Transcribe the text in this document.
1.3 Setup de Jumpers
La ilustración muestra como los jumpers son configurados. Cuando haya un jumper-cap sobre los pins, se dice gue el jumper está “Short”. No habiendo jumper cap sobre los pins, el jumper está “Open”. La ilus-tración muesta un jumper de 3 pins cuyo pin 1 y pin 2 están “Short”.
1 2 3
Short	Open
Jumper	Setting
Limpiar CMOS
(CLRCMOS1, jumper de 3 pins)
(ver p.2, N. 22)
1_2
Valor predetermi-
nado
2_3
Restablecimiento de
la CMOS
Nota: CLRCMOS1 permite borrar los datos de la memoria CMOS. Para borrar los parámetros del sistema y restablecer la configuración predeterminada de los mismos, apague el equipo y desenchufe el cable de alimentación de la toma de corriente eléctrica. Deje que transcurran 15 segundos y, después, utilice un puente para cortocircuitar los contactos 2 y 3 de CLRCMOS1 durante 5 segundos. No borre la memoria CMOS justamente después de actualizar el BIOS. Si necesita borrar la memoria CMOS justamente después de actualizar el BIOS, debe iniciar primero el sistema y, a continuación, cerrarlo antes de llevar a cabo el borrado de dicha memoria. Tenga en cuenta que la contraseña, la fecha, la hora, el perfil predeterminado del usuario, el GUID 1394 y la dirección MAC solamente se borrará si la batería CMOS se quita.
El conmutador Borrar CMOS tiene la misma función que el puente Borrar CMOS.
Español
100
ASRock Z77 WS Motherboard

+++++

__Task to complete__
Write the number of lines containing the word "Short" and nothing besides it.

__Task solution__
2